_Stated exercise_
Copy every line that mentions the word "hereby".

Stored dataset items:
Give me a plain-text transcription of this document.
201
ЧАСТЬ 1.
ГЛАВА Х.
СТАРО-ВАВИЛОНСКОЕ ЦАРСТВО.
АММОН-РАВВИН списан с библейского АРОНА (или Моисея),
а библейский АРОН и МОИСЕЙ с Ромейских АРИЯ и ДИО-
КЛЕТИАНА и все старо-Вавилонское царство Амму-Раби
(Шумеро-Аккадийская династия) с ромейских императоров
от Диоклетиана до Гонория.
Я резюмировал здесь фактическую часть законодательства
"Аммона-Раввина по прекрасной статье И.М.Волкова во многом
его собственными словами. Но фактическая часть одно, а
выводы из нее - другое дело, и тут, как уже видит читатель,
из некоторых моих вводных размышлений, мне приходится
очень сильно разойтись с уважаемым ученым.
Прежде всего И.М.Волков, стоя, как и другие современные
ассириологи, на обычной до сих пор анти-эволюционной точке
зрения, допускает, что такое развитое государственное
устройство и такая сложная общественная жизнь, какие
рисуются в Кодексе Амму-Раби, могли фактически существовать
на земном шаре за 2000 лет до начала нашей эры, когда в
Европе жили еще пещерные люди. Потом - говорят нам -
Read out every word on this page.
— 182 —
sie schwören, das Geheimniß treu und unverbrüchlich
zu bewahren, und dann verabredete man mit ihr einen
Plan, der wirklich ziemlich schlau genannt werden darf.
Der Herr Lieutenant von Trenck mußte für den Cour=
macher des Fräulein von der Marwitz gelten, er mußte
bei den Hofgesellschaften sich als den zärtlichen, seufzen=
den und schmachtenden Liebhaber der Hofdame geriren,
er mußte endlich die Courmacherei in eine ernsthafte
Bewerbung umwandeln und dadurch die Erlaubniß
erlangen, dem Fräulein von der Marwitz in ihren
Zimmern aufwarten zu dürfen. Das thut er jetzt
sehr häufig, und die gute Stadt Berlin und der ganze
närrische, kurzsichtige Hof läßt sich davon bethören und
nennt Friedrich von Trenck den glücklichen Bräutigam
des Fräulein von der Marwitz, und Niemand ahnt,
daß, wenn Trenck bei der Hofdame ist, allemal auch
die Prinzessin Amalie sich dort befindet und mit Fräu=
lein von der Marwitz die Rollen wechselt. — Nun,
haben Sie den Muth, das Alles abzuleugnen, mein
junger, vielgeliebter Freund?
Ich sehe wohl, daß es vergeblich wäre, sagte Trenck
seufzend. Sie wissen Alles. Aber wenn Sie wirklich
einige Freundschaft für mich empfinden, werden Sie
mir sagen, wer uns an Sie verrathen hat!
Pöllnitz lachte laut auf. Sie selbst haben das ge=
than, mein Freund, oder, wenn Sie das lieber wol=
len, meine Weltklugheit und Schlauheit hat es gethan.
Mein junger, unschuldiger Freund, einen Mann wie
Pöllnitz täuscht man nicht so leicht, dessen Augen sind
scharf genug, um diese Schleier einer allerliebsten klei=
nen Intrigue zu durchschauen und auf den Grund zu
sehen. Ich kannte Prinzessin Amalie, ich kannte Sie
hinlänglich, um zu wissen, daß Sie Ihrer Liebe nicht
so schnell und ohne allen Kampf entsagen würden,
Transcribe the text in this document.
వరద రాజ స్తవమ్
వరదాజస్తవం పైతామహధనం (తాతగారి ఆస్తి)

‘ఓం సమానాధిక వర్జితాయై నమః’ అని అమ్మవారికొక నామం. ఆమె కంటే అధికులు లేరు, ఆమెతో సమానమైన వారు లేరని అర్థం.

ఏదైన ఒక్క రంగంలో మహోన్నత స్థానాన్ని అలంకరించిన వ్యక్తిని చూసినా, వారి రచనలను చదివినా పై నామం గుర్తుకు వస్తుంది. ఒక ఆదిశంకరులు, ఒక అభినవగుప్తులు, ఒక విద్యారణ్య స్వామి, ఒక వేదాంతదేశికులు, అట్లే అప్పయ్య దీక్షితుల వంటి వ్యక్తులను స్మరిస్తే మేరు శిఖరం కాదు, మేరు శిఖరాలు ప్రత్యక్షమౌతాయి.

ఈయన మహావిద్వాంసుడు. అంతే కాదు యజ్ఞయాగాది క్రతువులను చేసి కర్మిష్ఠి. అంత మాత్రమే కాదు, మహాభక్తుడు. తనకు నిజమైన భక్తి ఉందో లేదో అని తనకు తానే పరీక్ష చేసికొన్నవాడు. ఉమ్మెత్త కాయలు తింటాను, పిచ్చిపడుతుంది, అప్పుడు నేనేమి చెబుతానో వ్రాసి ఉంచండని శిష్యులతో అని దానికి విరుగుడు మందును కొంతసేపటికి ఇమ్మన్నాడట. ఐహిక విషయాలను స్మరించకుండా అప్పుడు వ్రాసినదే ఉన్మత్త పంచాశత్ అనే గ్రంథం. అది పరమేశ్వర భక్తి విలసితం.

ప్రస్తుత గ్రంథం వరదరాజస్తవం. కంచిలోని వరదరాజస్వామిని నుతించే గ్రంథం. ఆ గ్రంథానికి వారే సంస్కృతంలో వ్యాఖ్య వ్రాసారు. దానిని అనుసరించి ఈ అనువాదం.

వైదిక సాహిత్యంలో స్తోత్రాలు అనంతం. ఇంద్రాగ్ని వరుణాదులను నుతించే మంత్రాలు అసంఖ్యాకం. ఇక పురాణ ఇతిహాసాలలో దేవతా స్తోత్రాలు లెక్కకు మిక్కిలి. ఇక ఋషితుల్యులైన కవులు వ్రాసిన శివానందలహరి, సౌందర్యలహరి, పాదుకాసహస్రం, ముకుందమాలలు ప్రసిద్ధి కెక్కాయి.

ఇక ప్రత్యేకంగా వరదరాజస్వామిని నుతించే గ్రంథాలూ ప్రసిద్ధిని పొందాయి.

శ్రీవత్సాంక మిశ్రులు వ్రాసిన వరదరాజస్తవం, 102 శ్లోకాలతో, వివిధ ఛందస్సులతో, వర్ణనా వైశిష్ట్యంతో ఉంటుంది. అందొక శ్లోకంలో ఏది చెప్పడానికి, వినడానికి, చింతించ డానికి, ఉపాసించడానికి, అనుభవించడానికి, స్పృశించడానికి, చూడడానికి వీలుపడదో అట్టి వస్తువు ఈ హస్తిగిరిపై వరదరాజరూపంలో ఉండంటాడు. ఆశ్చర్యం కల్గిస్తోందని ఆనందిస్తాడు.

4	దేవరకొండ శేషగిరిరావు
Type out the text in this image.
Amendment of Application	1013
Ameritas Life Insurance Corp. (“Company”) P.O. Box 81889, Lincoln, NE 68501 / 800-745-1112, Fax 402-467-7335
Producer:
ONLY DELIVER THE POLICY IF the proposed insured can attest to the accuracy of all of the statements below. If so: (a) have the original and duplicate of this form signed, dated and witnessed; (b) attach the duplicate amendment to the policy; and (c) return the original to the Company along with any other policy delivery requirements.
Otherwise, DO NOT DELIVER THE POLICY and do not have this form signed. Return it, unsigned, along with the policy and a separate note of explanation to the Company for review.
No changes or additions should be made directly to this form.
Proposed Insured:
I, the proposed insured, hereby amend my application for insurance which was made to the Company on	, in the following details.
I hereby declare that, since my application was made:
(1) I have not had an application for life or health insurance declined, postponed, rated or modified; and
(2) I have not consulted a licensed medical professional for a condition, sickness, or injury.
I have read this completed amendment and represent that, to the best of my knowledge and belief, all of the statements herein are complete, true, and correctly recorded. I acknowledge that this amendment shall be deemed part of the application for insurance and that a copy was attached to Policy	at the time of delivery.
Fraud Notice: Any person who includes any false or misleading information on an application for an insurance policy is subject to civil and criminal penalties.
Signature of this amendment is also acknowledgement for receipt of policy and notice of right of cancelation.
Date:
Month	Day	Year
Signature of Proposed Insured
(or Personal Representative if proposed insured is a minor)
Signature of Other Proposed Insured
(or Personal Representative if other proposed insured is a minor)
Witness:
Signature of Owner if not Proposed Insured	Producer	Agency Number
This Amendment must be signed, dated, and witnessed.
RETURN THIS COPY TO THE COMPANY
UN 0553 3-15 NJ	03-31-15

_Exercise answer_
I, the proposed insured, hereby amend my application for insurance which was made to the Company on	, in the following details.
I hereby declare that, since my application was made:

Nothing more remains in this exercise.